START
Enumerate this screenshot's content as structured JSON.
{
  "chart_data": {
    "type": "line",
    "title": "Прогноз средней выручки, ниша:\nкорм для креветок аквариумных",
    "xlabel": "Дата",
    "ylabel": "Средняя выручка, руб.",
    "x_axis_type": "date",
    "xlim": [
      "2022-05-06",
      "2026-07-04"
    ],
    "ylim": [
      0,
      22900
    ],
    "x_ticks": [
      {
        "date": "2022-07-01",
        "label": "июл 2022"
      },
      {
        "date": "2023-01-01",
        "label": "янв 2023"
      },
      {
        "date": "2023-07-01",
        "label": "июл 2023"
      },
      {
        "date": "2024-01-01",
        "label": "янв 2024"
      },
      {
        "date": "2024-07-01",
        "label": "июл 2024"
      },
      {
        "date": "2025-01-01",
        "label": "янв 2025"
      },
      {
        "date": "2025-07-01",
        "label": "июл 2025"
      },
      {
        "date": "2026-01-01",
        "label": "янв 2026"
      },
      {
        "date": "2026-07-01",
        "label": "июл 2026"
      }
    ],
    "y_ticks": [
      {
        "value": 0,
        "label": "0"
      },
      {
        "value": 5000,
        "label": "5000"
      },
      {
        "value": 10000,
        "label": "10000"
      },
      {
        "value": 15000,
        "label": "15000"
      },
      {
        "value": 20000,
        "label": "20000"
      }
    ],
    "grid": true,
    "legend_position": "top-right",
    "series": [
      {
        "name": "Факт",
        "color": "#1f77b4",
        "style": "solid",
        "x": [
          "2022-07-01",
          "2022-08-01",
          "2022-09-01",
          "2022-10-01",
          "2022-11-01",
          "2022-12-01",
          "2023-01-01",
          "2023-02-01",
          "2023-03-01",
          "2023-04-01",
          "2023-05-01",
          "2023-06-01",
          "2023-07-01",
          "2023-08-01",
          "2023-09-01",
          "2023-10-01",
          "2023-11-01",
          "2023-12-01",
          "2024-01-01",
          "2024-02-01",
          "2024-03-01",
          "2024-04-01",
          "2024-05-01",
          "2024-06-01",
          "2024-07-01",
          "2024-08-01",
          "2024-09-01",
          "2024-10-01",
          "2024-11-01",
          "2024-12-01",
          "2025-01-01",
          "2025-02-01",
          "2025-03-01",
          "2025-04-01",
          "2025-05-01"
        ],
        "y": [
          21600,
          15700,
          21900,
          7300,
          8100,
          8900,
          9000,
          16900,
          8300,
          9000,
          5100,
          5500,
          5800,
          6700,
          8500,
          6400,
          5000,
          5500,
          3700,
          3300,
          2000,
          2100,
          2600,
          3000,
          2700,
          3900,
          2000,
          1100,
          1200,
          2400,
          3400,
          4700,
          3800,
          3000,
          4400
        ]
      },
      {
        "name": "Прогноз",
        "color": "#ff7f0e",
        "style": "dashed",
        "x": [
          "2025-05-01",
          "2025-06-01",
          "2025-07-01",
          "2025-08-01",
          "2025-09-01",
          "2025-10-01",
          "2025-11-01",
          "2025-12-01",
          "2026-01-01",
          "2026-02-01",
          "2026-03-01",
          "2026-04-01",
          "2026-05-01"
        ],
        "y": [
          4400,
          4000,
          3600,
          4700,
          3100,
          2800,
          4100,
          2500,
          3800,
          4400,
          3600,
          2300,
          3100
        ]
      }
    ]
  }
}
END
WHAT YOU HAVE TO DO.
Go through the entries and return each line where the word "value" appears.

EXERCISE ANSWER.
        "value": 0,
        "value": 5000,
        "value": 10000,
        "value": 15000,
        "value": 20000,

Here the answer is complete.